- [To do]
Determine how many lines of this material contain "default". Give only the number.

Stored data
────
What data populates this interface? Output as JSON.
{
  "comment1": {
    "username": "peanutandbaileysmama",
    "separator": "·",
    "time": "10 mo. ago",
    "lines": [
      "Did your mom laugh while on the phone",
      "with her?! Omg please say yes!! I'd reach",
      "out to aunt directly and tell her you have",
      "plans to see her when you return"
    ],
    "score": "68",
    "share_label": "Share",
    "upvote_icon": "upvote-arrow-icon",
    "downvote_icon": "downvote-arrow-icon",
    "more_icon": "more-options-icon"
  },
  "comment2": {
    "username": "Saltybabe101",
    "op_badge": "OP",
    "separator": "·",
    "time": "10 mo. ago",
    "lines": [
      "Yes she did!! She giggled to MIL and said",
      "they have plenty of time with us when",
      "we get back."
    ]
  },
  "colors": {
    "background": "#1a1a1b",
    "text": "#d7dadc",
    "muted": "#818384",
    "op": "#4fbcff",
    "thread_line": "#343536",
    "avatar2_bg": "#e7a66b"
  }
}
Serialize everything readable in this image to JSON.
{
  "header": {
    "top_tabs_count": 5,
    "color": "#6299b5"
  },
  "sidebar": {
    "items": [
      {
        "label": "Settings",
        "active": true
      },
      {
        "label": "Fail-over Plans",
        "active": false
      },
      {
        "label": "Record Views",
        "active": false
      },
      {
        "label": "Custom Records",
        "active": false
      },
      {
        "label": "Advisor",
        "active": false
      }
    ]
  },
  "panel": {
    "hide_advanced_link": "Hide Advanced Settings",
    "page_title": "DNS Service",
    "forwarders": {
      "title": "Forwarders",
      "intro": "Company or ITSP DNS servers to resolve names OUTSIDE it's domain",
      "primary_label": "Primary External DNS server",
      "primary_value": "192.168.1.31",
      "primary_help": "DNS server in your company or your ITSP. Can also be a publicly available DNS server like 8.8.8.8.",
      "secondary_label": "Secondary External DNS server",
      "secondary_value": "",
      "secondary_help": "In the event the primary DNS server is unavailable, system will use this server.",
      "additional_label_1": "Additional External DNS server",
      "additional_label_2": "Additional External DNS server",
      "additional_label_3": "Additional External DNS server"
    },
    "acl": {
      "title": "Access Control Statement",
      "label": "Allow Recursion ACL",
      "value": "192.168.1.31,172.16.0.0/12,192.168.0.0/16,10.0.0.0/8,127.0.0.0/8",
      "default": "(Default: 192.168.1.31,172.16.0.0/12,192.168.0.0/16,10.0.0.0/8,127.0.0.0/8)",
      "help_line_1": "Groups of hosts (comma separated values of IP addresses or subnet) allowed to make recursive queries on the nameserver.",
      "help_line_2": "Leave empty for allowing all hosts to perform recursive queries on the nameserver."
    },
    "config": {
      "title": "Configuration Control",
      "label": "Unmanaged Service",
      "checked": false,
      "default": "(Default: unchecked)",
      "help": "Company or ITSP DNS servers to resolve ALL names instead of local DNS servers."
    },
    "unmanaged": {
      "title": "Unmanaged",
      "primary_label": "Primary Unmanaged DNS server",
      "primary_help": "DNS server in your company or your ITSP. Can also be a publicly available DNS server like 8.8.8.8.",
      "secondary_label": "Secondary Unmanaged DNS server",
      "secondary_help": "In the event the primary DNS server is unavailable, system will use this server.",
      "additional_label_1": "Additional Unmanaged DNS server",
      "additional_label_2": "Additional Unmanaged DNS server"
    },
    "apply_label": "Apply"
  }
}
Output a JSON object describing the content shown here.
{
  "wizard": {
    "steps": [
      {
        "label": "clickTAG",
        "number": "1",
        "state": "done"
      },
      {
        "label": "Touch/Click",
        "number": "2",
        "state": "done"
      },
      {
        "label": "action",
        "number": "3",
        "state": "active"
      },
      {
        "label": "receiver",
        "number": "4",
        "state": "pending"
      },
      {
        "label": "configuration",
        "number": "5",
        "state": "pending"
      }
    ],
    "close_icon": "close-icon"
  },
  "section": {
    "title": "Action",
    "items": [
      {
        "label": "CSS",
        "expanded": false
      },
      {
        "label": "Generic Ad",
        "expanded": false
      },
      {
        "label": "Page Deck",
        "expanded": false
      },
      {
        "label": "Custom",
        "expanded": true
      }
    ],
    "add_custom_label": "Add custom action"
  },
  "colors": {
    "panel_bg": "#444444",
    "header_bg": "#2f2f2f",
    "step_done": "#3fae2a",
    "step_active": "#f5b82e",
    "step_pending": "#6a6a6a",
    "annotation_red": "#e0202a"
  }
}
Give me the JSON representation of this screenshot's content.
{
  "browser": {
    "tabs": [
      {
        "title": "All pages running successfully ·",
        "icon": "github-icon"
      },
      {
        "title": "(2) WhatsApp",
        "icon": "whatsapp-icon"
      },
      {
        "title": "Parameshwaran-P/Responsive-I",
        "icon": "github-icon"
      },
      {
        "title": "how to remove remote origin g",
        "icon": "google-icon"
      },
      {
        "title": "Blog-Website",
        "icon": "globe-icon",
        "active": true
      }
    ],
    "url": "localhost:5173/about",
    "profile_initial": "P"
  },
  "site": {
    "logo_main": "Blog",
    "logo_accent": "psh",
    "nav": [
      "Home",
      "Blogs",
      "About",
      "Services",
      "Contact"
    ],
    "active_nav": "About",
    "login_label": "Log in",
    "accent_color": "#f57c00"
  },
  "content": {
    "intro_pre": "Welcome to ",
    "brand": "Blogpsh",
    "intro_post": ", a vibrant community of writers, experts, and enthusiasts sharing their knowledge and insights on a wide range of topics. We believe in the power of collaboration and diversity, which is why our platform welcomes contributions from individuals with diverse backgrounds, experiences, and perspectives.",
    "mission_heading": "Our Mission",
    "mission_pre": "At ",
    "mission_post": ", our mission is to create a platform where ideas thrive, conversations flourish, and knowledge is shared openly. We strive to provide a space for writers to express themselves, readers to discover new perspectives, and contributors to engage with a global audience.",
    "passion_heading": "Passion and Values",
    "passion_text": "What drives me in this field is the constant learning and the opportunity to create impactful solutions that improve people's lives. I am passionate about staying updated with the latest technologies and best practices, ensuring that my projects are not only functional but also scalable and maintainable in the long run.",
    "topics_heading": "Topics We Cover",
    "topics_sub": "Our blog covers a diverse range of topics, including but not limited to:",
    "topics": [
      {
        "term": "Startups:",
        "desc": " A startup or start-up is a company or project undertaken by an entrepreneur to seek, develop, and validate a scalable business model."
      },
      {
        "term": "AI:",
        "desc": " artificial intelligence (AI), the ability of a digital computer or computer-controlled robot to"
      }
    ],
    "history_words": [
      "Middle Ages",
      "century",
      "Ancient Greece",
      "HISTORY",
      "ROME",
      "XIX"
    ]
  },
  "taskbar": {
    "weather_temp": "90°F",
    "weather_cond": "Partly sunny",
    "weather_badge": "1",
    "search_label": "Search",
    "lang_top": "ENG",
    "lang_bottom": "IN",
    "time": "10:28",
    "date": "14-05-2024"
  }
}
────
- [Worked solution]
2